Material supplied:
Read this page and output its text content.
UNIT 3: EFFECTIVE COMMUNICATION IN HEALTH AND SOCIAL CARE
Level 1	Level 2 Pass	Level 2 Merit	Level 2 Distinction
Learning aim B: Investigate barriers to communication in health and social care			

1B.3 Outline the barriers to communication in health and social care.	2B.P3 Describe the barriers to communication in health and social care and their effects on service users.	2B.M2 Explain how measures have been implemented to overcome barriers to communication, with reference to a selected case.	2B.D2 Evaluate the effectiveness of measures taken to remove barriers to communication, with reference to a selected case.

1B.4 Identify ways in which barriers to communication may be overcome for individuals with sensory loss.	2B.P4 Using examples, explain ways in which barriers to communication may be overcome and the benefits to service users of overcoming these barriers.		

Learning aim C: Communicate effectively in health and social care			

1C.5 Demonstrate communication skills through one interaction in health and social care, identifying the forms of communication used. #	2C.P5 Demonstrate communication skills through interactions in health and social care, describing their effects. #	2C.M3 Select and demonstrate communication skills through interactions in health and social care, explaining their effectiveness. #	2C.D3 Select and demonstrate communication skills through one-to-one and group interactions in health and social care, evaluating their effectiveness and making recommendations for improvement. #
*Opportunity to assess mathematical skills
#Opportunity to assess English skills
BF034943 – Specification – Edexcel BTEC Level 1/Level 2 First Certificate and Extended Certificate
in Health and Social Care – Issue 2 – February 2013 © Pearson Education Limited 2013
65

Problem: Return every entry verbatim.

Written response:
Read this page and output its text content.
UNIT 3: EFFECTIVE COMMUNICATION IN HEALTH AND SOCIAL CARE
Level 1	Level 2 Pass	Level 2 Merit	Level 2 Distinction
Learning aim B: Investigate barriers to communication in health and social care			

1B.3 Outline the barriers to communication in health and social care.	2B.P3 Describe the barriers to communication in health and social care and their effects on service users.	2B.M2 Explain how measures have been implemented to overcome barriers to communication, with reference to a selected case.	2B.D2 Evaluate the effectiveness of measures taken to remove barriers to communication, with reference to a selected case.

1B.4 Identify ways in which barriers to communication may be overcome for individuals with sensory loss.	2B.P4 Using examples, explain ways in which barriers to communication may be overcome and the benefits to service users of overcoming these barriers.		

Learning aim C: Communicate effectively in health and social care			

1C.5 Demonstrate communication skills through one interaction in health and social care, identifying the forms of communication used. #	2C.P5 Demonstrate communication skills through interactions in health and social care, describing their effects. #	2C.M3 Select and demonstrate communication skills through interactions in health and social care, explaining their effectiveness. #	2C.D3 Select and demonstrate communication skills through one-to-one and group interactions in health and social care, evaluating their effectiveness and making recommendations for improvement. #
*Opportunity to assess mathematical skills
#Opportunity to assess English skills
BF034943 – Specification – Edexcel BTEC Level 1/Level 2 First Certificate and Extended Certificate
in Health and Social Care – Issue 2 – February 2013 © Pearson Education Limited 2013
65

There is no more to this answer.